[start AVAILABLE DATA]

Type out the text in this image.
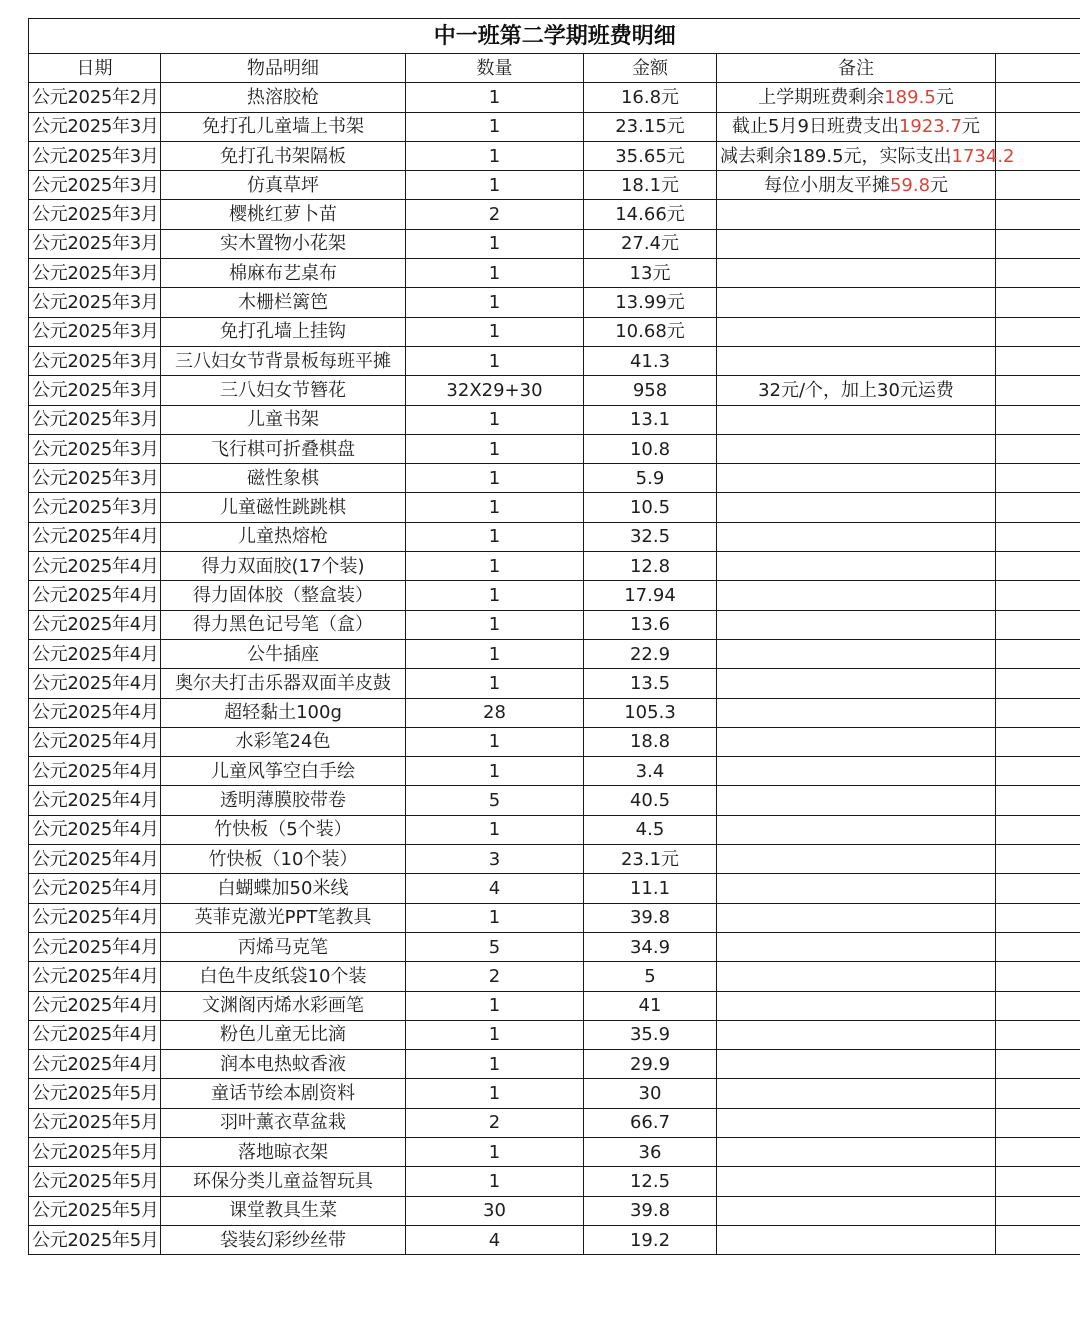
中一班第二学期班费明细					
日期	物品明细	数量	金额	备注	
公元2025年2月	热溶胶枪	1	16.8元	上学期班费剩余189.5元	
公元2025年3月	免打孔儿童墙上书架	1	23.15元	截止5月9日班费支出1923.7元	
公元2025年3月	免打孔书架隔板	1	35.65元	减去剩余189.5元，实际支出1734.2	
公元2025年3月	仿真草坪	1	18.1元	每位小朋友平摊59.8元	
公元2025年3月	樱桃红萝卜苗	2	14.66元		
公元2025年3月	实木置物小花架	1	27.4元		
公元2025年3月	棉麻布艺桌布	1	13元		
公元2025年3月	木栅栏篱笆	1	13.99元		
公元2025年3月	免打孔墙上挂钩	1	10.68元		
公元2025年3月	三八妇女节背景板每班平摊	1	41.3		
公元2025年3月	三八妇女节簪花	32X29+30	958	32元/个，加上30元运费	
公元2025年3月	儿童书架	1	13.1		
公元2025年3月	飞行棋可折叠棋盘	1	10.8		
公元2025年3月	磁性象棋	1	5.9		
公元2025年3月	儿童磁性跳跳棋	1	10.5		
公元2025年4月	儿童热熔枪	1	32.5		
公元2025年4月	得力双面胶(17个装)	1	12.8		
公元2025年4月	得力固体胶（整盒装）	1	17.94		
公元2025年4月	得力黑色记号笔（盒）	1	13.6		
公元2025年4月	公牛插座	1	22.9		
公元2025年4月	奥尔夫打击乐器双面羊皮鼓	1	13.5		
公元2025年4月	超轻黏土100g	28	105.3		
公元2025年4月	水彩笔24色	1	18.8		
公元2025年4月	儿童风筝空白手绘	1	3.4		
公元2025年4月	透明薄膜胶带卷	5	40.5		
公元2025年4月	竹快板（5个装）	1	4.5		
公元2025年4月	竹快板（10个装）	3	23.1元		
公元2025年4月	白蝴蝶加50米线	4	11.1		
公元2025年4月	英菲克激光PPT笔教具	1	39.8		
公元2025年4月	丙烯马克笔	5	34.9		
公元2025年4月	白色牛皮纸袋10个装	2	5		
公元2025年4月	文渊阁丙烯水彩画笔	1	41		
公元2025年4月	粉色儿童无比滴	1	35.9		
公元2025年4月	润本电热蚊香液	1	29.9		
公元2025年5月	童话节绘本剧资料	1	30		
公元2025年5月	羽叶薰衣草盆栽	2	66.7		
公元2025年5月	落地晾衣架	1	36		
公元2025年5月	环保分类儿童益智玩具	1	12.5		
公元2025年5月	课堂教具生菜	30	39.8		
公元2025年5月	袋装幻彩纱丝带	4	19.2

[end AVAILABLE DATA]

• EXERCISE DESCRIPTION:
Restate each line of the records exactly; pictures do not belong in the copy.

• EXERCISE SOLUTION:
Type out the text in this image.
中一班第二学期班费明细					
日期	物品明细	数量	金额	备注	
公元2025年2月	热溶胶枪	1	16.8元	上学期班费剩余189.5元	
公元2025年3月	免打孔儿童墙上书架	1	23.15元	截止5月9日班费支出1923.7元	
公元2025年3月	免打孔书架隔板	1	35.65元	减去剩余189.5元，实际支出1734.2	
公元2025年3月	仿真草坪	1	18.1元	每位小朋友平摊59.8元	
公元2025年3月	樱桃红萝卜苗	2	14.66元		
公元2025年3月	实木置物小花架	1	27.4元		
公元2025年3月	棉麻布艺桌布	1	13元		
公元2025年3月	木栅栏篱笆	1	13.99元		
公元2025年3月	免打孔墙上挂钩	1	10.68元		
公元2025年3月	三八妇女节背景板每班平摊	1	41.3		
公元2025年3月	三八妇女节簪花	32X29+30	958	32元/个，加上30元运费	
公元2025年3月	儿童书架	1	13.1		
公元2025年3月	飞行棋可折叠棋盘	1	10.8		
公元2025年3月	磁性象棋	1	5.9		
公元2025年3月	儿童磁性跳跳棋	1	10.5		
公元2025年4月	儿童热熔枪	1	32.5		
公元2025年4月	得力双面胶(17个装)	1	12.8		
公元2025年4月	得力固体胶（整盒装）	1	17.94		
公元2025年4月	得力黑色记号笔（盒）	1	13.6		
公元2025年4月	公牛插座	1	22.9		
公元2025年4月	奥尔夫打击乐器双面羊皮鼓	1	13.5		
公元2025年4月	超轻黏土100g	28	105.3		
公元2025年4月	水彩笔24色	1	18.8		
公元2025年4月	儿童风筝空白手绘	1	3.4		
公元2025年4月	透明薄膜胶带卷	5	40.5		
公元2025年4月	竹快板（5个装）	1	4.5		
公元2025年4月	竹快板（10个装）	3	23.1元		
公元2025年4月	白蝴蝶加50米线	4	11.1		
公元2025年4月	英菲克激光PPT笔教具	1	39.8		
公元2025年4月	丙烯马克笔	5	34.9		
公元2025年4月	白色牛皮纸袋10个装	2	5		
公元2025年4月	文渊阁丙烯水彩画笔	1	41		
公元2025年4月	粉色儿童无比滴	1	35.9		
公元2025年4月	润本电热蚊香液	1	29.9		
公元2025年5月	童话节绘本剧资料	1	30		
公元2025年5月	羽叶薰衣草盆栽	2	66.7		
公元2025年5月	落地晾衣架	1	36		
公元2025年5月	环保分类儿童益智玩具	1	12.5		
公元2025年5月	课堂教具生菜	30	39.8		
公元2025年5月	袋装幻彩纱丝带	4	19.2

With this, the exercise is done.